╭─ GIVEN RECORDS
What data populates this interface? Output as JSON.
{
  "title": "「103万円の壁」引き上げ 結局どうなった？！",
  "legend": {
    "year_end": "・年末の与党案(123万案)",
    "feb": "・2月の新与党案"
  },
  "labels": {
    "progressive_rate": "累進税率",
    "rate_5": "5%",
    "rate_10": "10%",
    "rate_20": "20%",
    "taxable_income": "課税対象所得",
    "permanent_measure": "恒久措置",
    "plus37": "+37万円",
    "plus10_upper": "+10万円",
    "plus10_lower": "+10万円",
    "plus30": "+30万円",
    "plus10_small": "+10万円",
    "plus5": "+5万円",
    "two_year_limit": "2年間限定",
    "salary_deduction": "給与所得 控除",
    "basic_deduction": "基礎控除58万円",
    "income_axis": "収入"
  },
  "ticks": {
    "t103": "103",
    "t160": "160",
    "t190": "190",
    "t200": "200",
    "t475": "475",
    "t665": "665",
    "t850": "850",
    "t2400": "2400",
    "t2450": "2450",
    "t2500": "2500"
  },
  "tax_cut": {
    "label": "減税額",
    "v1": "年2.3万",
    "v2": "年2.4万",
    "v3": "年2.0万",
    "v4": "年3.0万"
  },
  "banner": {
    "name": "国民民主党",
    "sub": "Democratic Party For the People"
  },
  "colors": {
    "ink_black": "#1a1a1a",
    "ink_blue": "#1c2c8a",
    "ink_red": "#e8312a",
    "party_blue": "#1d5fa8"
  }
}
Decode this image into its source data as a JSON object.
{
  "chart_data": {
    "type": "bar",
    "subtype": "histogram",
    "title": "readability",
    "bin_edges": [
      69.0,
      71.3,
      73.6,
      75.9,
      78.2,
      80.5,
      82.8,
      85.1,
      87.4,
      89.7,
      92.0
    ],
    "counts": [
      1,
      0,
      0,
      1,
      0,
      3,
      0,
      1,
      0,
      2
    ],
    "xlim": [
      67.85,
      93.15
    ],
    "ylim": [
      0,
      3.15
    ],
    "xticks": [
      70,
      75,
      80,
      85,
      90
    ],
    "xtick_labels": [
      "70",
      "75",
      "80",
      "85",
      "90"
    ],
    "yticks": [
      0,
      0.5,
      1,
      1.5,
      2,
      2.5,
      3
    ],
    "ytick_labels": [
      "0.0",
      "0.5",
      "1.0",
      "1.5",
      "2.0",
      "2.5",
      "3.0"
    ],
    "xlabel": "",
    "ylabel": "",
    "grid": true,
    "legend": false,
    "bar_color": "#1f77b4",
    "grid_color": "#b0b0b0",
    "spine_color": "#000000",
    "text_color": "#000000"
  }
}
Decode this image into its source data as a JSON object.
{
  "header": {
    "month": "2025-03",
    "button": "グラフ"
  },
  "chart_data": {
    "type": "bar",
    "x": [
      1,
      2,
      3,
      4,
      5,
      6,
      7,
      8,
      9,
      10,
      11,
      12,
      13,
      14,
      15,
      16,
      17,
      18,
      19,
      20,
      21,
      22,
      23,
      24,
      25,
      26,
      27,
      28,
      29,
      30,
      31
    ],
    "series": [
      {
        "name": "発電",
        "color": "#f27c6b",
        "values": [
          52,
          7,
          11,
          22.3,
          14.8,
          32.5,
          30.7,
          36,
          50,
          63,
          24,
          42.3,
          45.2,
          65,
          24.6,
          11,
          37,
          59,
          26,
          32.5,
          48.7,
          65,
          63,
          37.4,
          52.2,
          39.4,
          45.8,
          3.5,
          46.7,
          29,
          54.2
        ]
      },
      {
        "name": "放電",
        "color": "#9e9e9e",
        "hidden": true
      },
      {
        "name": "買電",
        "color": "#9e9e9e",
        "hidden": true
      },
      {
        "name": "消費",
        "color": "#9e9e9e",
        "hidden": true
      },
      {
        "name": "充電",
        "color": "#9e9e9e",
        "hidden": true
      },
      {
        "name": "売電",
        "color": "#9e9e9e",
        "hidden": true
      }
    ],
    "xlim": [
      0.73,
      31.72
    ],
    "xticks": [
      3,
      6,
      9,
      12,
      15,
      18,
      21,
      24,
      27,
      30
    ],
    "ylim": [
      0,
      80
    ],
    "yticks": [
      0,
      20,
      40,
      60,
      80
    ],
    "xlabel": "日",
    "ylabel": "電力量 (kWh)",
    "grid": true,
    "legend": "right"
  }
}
╰─
§ SET PROBLEM
Copy out the whole listing exactly; please set it all down.

§ TASK RESULT
What data populates this interface? Output as JSON.
{
  "title": "「103万円の壁」引き上げ 結局どうなった？！",
  "legend": {
    "year_end": "・年末の与党案(123万案)",
    "feb": "・2月の新与党案"
  },
  "labels": {
    "progressive_rate": "累進税率",
    "rate_5": "5%",
    "rate_10": "10%",
    "rate_20": "20%",
    "taxable_income": "課税対象所得",
    "permanent_measure": "恒久措置",
    "plus37": "+37万円",
    "plus10_upper": "+10万円",
    "plus10_lower": "+10万円",
    "plus30": "+30万円",
    "plus10_small": "+10万円",
    "plus5": "+5万円",
    "two_year_limit": "2年間限定",
    "salary_deduction": "給与所得 控除",
    "basic_deduction": "基礎控除58万円",
    "income_axis": "収入"
  },
  "ticks": {
    "t103": "103",
    "t160": "160",
    "t190": "190",
    "t200": "200",
    "t475": "475",
    "t665": "665",
    "t850": "850",
    "t2400": "2400",
    "t2450": "2450",
    "t2500": "2500"
  },
  "tax_cut": {
    "label": "減税額",
    "v1": "年2.3万",
    "v2": "年2.4万",
    "v3": "年2.0万",
    "v4": "年3.0万"
  },
  "banner": {
    "name": "国民民主党",
    "sub": "Democratic Party For the People"
  },
  "colors": {
    "ink_black": "#1a1a1a",
    "ink_blue": "#1c2c8a",
    "ink_red": "#e8312a",
    "party_blue": "#1d5fa8"
  }
}
Decode this image into its source data as a JSON object.
{
  "chart_data": {
    "type": "bar",
    "subtype": "histogram",
    "title": "readability",
    "bin_edges": [
      69.0,
      71.3,
      73.6,
      75.9,
      78.2,
      80.5,
      82.8,
      85.1,
      87.4,
      89.7,
      92.0
    ],
    "counts": [
      1,
      0,
      0,
      1,
      0,
      3,
      0,
      1,
      0,
      2
    ],
    "xlim": [
      67.85,
      93.15
    ],
    "ylim": [
      0,
      3.15
    ],
    "xticks": [
      70,
      75,
      80,
      85,
      90
    ],
    "xtick_labels": [
      "70",
      "75",
      "80",
      "85",
      "90"
    ],
    "yticks": [
      0,
      0.5,
      1,
      1.5,
      2,
      2.5,
      3
    ],
    "ytick_labels": [
      "0.0",
      "0.5",
      "1.0",
      "1.5",
      "2.0",
      "2.5",
      "3.0"
    ],
    "xlabel": "",
    "ylabel": "",
    "grid": true,
    "legend": false,
    "bar_color": "#1f77b4",
    "grid_color": "#b0b0b0",
    "spine_color": "#000000",
    "text_color": "#000000"
  }
}
Decode this image into its source data as a JSON object.
{
  "header": {
    "month": "2025-03",
    "button": "グラフ"
  },
  "chart_data": {
    "type": "bar",
    "x": [
      1,
      2,
      3,
      4,
      5,
      6,
      7,
      8,
      9,
      10,
      11,
      12,
      13,
      14,
      15,
      16,
      17,
      18,
      19,
      20,
      21,
      22,
      23,
      24,
      25,
      26,
      27,
      28,
      29,
      30,
      31
    ],
    "series": [
      {
        "name": "発電",
        "color": "#f27c6b",
        "values": [
          52,
          7,
          11,
          22.3,
          14.8,
          32.5,
          30.7,
          36,
          50,
          63,
          24,
          42.3,
          45.2,
          65,
          24.6,
          11,
          37,
          59,
          26,
          32.5,
          48.7,
          65,
          63,
          37.4,
          52.2,
          39.4,
          45.8,
          3.5,
          46.7,
          29,
          54.2
        ]
      },
      {
        "name": "放電",
        "color": "#9e9e9e",
        "hidden": true
      },
      {
        "name": "買電",
        "color": "#9e9e9e",
        "hidden": true
      },
      {
        "name": "消費",
        "color": "#9e9e9e",
        "hidden": true
      },
      {
        "name": "充電",
        "color": "#9e9e9e",
        "hidden": true
      },
      {
        "name": "売電",
        "color": "#9e9e9e",
        "hidden": true
      }
    ],
    "xlim": [
      0.73,
      31.72
    ],
    "xticks": [
      3,
      6,
      9,
      12,
      15,
      18,
      21,
      24,
      27,
      30
    ],
    "ylim": [
      0,
      80
    ],
    "yticks": [
      0,
      20,
      40,
      60,
      80
    ],
    "xlabel": "日",
    "ylabel": "電力量 (kWh)",
    "grid": true,
    "legend": "right"
  }
}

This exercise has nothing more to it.